***** Data shown

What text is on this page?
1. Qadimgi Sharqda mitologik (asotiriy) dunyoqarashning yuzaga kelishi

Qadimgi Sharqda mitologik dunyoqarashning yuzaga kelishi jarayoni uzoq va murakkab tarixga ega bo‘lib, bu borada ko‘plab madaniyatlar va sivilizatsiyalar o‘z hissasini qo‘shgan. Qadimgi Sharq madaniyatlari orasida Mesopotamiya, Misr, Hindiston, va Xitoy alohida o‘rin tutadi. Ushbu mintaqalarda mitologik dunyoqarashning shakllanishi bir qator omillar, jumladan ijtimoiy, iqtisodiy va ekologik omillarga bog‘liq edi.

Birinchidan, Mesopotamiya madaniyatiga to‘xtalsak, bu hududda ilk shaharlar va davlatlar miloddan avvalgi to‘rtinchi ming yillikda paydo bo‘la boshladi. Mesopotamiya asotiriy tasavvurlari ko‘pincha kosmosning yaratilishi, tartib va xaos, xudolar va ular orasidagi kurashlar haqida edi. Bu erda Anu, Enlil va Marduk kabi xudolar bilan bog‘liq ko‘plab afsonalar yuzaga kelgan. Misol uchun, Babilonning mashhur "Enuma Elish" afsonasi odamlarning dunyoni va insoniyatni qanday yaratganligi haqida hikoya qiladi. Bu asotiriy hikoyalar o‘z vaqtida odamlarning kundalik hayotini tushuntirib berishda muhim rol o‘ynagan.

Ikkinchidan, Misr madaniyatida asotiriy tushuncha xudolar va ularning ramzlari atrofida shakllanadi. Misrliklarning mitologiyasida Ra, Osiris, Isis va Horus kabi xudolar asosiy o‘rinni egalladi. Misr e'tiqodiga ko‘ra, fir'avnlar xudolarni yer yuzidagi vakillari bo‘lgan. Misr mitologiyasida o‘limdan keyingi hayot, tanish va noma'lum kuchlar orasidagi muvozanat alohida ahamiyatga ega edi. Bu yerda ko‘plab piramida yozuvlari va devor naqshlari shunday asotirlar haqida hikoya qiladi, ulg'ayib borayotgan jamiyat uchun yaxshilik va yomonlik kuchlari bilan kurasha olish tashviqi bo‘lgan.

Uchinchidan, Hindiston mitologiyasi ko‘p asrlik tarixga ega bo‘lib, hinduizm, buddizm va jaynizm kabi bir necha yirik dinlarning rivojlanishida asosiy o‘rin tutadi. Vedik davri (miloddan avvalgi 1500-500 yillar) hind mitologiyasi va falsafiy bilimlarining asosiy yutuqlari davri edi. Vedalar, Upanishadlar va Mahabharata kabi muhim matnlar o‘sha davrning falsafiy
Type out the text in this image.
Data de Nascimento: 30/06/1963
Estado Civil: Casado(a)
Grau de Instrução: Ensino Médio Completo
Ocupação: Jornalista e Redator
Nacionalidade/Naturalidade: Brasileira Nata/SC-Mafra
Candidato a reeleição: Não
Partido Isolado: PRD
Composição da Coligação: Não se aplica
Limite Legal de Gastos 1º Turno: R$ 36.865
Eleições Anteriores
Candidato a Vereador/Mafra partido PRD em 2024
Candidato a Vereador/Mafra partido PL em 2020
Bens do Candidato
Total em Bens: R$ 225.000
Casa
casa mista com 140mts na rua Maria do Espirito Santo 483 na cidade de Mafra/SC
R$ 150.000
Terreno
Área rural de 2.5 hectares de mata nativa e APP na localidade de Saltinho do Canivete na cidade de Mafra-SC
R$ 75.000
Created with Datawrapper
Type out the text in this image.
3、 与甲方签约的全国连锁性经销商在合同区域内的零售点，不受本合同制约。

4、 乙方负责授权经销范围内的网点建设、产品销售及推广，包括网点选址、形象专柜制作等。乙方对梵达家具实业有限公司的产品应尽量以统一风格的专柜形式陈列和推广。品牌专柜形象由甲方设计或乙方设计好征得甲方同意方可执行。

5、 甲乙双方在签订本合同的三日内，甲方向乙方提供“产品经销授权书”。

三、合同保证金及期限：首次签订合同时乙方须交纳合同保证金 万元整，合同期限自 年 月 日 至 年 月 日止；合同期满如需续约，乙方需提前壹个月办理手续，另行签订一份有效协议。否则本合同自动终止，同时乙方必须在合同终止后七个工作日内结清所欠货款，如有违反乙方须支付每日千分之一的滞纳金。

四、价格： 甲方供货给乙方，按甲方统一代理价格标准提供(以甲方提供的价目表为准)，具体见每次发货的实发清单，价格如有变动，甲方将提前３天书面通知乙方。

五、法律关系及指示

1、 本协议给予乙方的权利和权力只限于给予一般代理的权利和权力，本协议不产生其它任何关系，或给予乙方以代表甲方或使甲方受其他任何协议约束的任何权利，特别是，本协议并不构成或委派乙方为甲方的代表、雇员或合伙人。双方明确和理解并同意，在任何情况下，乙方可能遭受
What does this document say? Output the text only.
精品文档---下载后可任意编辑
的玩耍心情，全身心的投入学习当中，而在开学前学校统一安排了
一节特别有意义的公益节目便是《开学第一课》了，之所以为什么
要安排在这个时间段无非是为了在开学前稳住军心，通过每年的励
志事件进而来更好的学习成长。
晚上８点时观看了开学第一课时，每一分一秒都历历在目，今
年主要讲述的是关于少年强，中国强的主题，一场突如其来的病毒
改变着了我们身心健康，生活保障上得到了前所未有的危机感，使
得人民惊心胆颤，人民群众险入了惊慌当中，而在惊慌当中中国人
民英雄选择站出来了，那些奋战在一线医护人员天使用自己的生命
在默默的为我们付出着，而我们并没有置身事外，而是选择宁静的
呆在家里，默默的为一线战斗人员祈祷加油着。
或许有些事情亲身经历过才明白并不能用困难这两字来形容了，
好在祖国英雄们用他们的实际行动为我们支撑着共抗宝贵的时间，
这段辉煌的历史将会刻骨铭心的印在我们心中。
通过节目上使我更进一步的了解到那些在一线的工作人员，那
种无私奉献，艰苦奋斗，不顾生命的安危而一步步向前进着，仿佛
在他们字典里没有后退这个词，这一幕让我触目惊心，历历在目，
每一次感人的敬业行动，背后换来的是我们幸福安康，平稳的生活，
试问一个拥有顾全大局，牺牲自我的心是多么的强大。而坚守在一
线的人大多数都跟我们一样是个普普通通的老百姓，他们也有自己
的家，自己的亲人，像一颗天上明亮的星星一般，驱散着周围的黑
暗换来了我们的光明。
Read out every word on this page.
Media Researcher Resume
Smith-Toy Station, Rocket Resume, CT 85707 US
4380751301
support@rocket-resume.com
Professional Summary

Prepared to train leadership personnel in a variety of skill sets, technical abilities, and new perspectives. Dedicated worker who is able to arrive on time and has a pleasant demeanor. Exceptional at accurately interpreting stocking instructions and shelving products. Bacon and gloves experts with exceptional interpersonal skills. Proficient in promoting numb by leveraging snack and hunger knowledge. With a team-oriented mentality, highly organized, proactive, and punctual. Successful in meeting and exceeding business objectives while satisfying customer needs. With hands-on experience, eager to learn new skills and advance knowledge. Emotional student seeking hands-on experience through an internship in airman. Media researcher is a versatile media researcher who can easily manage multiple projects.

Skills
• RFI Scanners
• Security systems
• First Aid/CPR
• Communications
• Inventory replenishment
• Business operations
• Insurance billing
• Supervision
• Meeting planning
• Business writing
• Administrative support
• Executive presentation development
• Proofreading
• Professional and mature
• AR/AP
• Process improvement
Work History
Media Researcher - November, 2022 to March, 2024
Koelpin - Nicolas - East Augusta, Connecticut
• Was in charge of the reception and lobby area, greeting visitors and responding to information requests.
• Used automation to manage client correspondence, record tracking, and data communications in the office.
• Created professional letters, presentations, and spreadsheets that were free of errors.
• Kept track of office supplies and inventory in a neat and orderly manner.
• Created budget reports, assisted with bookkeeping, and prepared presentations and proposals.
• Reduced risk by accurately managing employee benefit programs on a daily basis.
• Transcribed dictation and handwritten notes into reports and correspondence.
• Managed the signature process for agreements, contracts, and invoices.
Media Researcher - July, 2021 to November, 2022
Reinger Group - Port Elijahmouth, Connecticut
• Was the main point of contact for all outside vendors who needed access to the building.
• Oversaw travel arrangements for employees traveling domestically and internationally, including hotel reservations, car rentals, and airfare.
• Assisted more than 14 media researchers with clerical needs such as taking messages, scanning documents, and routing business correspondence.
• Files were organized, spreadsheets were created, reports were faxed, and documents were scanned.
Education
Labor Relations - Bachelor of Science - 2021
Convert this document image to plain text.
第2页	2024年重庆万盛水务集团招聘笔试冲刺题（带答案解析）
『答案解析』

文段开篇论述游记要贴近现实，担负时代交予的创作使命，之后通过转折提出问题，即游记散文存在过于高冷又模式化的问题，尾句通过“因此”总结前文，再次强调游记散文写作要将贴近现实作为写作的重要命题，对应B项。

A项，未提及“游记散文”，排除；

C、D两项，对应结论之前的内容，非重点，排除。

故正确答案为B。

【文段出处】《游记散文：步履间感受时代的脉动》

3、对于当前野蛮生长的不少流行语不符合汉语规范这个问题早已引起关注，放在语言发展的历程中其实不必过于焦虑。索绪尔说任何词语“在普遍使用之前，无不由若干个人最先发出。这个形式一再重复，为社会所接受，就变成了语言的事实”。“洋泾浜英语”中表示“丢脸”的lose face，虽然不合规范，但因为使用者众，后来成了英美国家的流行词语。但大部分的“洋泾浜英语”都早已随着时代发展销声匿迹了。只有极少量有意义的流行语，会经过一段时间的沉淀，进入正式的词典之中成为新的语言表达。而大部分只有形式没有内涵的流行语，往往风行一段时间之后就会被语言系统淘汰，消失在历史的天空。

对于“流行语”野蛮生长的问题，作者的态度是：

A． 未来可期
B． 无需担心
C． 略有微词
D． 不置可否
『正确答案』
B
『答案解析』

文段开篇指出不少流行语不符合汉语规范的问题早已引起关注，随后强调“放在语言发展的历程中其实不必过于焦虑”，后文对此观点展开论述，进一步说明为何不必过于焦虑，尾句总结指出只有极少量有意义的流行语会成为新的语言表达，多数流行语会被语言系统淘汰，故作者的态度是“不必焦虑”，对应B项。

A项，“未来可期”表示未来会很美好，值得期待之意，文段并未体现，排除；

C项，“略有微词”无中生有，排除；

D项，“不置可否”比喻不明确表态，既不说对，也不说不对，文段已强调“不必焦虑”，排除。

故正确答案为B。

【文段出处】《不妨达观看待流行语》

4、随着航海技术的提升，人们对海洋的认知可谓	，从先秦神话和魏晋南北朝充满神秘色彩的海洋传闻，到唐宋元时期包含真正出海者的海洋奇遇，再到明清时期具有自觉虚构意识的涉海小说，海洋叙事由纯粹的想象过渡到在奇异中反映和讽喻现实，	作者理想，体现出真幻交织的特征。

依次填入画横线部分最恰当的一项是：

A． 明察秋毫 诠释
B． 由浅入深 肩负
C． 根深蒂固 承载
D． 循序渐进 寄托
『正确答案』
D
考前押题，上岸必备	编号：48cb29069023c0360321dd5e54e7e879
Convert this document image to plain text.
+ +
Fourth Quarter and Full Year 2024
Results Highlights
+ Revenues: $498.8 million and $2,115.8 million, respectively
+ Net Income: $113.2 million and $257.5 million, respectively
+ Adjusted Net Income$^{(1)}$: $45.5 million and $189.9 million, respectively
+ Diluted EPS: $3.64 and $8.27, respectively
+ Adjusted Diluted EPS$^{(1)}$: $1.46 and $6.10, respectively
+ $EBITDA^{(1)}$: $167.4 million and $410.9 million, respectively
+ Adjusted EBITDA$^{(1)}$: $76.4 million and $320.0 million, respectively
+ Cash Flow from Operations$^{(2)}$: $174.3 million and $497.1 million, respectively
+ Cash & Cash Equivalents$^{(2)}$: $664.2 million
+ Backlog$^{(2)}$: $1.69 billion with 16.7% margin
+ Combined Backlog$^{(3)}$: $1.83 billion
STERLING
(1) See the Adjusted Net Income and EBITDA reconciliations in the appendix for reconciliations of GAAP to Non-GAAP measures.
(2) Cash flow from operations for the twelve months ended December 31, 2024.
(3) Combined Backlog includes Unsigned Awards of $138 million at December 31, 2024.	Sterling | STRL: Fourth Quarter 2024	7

**********

**Written instruction**
Check each line of the entries above, and show every one holding the word "million".

**Answer in full**
+ Revenues: $498.8 million and $2,115.8 million, respectively
+ Net Income: $113.2 million and $257.5 million, respectively
+ Adjusted Net Income$^{(1)}$: $45.5 million and $189.9 million, respectively
+ $EBITDA^{(1)}$: $167.4 million and $410.9 million, respectively
+ Adjusted EBITDA$^{(1)}$: $76.4 million and $320.0 million, respectively
+ Cash Flow from Operations$^{(2)}$: $174.3 million and $497.1 million, respectively
+ Cash & Cash Equivalents$^{(2)}$: $664.2 million
(3) Combined Backlog includes Unsigned Awards of $138 million at December 31, 2024.	Sterling | STRL: Fourth Quarter 2024	7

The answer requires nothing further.